Dataset entries
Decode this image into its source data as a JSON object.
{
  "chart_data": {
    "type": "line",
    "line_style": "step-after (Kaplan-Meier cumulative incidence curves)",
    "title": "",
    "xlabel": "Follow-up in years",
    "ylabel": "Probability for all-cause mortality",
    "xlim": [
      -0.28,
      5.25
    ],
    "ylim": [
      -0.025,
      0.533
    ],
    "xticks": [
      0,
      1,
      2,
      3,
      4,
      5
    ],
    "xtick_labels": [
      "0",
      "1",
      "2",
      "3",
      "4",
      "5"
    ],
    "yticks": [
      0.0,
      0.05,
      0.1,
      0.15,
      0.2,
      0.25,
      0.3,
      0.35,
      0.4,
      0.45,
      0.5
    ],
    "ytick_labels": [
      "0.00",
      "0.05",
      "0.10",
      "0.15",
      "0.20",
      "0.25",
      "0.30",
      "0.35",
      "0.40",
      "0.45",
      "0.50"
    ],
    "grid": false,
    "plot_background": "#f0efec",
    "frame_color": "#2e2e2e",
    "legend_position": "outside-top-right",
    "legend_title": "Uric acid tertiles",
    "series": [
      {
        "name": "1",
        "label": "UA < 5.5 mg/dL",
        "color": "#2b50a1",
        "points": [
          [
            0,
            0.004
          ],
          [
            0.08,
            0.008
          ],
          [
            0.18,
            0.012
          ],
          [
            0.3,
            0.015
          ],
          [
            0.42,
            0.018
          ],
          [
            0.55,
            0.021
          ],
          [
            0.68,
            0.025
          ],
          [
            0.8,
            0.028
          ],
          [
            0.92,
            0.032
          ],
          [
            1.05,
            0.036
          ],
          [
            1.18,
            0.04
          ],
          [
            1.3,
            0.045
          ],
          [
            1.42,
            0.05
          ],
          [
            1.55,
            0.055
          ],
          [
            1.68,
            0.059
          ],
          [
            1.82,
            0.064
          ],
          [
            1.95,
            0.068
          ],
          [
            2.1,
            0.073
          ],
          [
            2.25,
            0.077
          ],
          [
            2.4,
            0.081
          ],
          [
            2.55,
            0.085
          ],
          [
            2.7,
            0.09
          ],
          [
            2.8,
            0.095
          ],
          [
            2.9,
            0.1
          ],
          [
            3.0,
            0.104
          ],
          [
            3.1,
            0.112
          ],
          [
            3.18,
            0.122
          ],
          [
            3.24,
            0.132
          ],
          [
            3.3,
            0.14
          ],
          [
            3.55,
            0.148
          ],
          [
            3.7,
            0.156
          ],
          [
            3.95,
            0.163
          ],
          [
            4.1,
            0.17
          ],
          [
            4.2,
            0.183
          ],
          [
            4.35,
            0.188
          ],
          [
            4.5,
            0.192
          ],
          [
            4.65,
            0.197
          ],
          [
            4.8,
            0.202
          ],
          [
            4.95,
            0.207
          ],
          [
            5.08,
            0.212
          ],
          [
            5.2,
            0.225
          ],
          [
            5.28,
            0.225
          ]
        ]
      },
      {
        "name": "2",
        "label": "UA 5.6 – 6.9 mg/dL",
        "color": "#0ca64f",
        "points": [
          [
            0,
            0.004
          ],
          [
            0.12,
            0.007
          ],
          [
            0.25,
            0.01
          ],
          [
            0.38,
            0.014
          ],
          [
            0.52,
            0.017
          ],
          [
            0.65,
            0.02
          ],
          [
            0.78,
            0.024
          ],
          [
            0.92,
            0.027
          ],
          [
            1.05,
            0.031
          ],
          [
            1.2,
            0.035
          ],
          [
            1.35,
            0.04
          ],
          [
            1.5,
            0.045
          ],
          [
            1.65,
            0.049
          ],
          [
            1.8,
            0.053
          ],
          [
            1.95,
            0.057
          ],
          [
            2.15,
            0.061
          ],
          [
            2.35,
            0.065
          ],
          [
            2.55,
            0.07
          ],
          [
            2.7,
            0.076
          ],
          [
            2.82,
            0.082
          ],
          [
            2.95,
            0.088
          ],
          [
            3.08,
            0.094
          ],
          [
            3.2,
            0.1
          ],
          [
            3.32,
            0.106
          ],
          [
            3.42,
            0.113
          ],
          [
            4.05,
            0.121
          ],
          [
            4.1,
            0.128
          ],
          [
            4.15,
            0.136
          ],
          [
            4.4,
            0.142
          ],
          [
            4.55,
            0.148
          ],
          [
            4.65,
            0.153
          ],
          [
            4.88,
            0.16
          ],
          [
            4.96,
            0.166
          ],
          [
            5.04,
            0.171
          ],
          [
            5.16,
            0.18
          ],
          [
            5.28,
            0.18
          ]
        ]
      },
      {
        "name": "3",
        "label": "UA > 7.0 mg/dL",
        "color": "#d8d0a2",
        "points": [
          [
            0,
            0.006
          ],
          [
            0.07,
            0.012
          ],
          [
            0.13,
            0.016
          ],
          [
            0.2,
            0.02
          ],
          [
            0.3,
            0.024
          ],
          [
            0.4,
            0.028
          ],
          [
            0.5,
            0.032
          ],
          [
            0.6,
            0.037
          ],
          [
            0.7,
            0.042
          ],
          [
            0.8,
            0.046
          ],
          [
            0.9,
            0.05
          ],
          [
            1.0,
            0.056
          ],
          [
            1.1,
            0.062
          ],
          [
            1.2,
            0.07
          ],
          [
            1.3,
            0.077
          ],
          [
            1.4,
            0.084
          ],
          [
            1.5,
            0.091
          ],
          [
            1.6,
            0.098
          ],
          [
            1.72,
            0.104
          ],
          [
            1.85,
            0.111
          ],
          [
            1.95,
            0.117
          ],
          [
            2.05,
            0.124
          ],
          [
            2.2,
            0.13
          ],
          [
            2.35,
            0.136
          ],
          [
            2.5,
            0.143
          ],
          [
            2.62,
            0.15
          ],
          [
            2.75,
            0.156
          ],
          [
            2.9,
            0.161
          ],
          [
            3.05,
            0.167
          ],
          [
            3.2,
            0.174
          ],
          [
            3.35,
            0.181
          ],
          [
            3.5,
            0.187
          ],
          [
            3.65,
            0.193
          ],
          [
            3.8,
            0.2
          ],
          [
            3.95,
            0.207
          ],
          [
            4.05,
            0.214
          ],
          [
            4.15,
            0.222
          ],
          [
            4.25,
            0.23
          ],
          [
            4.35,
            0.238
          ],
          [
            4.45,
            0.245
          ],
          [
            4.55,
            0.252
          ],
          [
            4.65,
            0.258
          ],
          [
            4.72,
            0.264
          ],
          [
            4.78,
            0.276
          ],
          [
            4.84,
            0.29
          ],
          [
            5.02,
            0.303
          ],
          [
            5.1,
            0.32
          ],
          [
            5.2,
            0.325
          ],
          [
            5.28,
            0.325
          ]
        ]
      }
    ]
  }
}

:: Prompt ::
Write out every line from the records above, word for word.

:: Result for this task ::
Decode this image into its source data as a JSON object.
{
  "chart_data": {
    "type": "line",
    "line_style": "step-after (Kaplan-Meier cumulative incidence curves)",
    "title": "",
    "xlabel": "Follow-up in years",
    "ylabel": "Probability for all-cause mortality",
    "xlim": [
      -0.28,
      5.25
    ],
    "ylim": [
      -0.025,
      0.533
    ],
    "xticks": [
      0,
      1,
      2,
      3,
      4,
      5
    ],
    "xtick_labels": [
      "0",
      "1",
      "2",
      "3",
      "4",
      "5"
    ],
    "yticks": [
      0.0,
      0.05,
      0.1,
      0.15,
      0.2,
      0.25,
      0.3,
      0.35,
      0.4,
      0.45,
      0.5
    ],
    "ytick_labels": [
      "0.00",
      "0.05",
      "0.10",
      "0.15",
      "0.20",
      "0.25",
      "0.30",
      "0.35",
      "0.40",
      "0.45",
      "0.50"
    ],
    "grid": false,
    "plot_background": "#f0efec",
    "frame_color": "#2e2e2e",
    "legend_position": "outside-top-right",
    "legend_title": "Uric acid tertiles",
    "series": [
      {
        "name": "1",
        "label": "UA < 5.5 mg/dL",
        "color": "#2b50a1",
        "points": [
          [
            0,
            0.004
          ],
          [
            0.08,
            0.008
          ],
          [
            0.18,
            0.012
          ],
          [
            0.3,
            0.015
          ],
          [
            0.42,
            0.018
          ],
          [
            0.55,
            0.021
          ],
          [
            0.68,
            0.025
          ],
          [
            0.8,
            0.028
          ],
          [
            0.92,
            0.032
          ],
          [
            1.05,
            0.036
          ],
          [
            1.18,
            0.04
          ],
          [
            1.3,
            0.045
          ],
          [
            1.42,
            0.05
          ],
          [
            1.55,
            0.055
          ],
          [
            1.68,
            0.059
          ],
          [
            1.82,
            0.064
          ],
          [
            1.95,
            0.068
          ],
          [
            2.1,
            0.073
          ],
          [
            2.25,
            0.077
          ],
          [
            2.4,
            0.081
          ],
          [
            2.55,
            0.085
          ],
          [
            2.7,
            0.09
          ],
          [
            2.8,
            0.095
          ],
          [
            2.9,
            0.1
          ],
          [
            3.0,
            0.104
          ],
          [
            3.1,
            0.112
          ],
          [
            3.18,
            0.122
          ],
          [
            3.24,
            0.132
          ],
          [
            3.3,
            0.14
          ],
          [
            3.55,
            0.148
          ],
          [
            3.7,
            0.156
          ],
          [
            3.95,
            0.163
          ],
          [
            4.1,
            0.17
          ],
          [
            4.2,
            0.183
          ],
          [
            4.35,
            0.188
          ],
          [
            4.5,
            0.192
          ],
          [
            4.65,
            0.197
          ],
          [
            4.8,
            0.202
          ],
          [
            4.95,
            0.207
          ],
          [
            5.08,
            0.212
          ],
          [
            5.2,
            0.225
          ],
          [
            5.28,
            0.225
          ]
        ]
      },
      {
        "name": "2",
        "label": "UA 5.6 – 6.9 mg/dL",
        "color": "#0ca64f",
        "points": [
          [
            0,
            0.004
          ],
          [
            0.12,
            0.007
          ],
          [
            0.25,
            0.01
          ],
          [
            0.38,
            0.014
          ],
          [
            0.52,
            0.017
          ],
          [
            0.65,
            0.02
          ],
          [
            0.78,
            0.024
          ],
          [
            0.92,
            0.027
          ],
          [
            1.05,
            0.031
          ],
          [
            1.2,
            0.035
          ],
          [
            1.35,
            0.04
          ],
          [
            1.5,
            0.045
          ],
          [
            1.65,
            0.049
          ],
          [
            1.8,
            0.053
          ],
          [
            1.95,
            0.057
          ],
          [
            2.15,
            0.061
          ],
          [
            2.35,
            0.065
          ],
          [
            2.55,
            0.07
          ],
          [
            2.7,
            0.076
          ],
          [
            2.82,
            0.082
          ],
          [
            2.95,
            0.088
          ],
          [
            3.08,
            0.094
          ],
          [
            3.2,
            0.1
          ],
          [
            3.32,
            0.106
          ],
          [
            3.42,
            0.113
          ],
          [
            4.05,
            0.121
          ],
          [
            4.1,
            0.128
          ],
          [
            4.15,
            0.136
          ],
          [
            4.4,
            0.142
          ],
          [
            4.55,
            0.148
          ],
          [
            4.65,
            0.153
          ],
          [
            4.88,
            0.16
          ],
          [
            4.96,
            0.166
          ],
          [
            5.04,
            0.171
          ],
          [
            5.16,
            0.18
          ],
          [
            5.28,
            0.18
          ]
        ]
      },
      {
        "name": "3",
        "label": "UA > 7.0 mg/dL",
        "color": "#d8d0a2",
        "points": [
          [
            0,
            0.006
          ],
          [
            0.07,
            0.012
          ],
          [
            0.13,
            0.016
          ],
          [
            0.2,
            0.02
          ],
          [
            0.3,
            0.024
          ],
          [
            0.4,
            0.028
          ],
          [
            0.5,
            0.032
          ],
          [
            0.6,
            0.037
          ],
          [
            0.7,
            0.042
          ],
          [
            0.8,
            0.046
          ],
          [
            0.9,
            0.05
          ],
          [
            1.0,
            0.056
          ],
          [
            1.1,
            0.062
          ],
          [
            1.2,
            0.07
          ],
          [
            1.3,
            0.077
          ],
          [
            1.4,
            0.084
          ],
          [
            1.5,
            0.091
          ],
          [
            1.6,
            0.098
          ],
          [
            1.72,
            0.104
          ],
          [
            1.85,
            0.111
          ],
          [
            1.95,
            0.117
          ],
          [
            2.05,
            0.124
          ],
          [
            2.2,
            0.13
          ],
          [
            2.35,
            0.136
          ],
          [
            2.5,
            0.143
          ],
          [
            2.62,
            0.15
          ],
          [
            2.75,
            0.156
          ],
          [
            2.9,
            0.161
          ],
          [
            3.05,
            0.167
          ],
          [
            3.2,
            0.174
          ],
          [
            3.35,
            0.181
          ],
          [
            3.5,
            0.187
          ],
          [
            3.65,
            0.193
          ],
          [
            3.8,
            0.2
          ],
          [
            3.95,
            0.207
          ],
          [
            4.05,
            0.214
          ],
          [
            4.15,
            0.222
          ],
          [
            4.25,
            0.23
          ],
          [
            4.35,
            0.238
          ],
          [
            4.45,
            0.245
          ],
          [
            4.55,
            0.252
          ],
          [
            4.65,
            0.258
          ],
          [
            4.72,
            0.264
          ],
          [
            4.78,
            0.276
          ],
          [
            4.84,
            0.29
          ],
          [
            5.02,
            0.303
          ],
          [
            5.1,
            0.32
          ],
          [
            5.2,
            0.325
          ],
          [
            5.28,
            0.325
          ]
        ]
      }
    ]
  }
}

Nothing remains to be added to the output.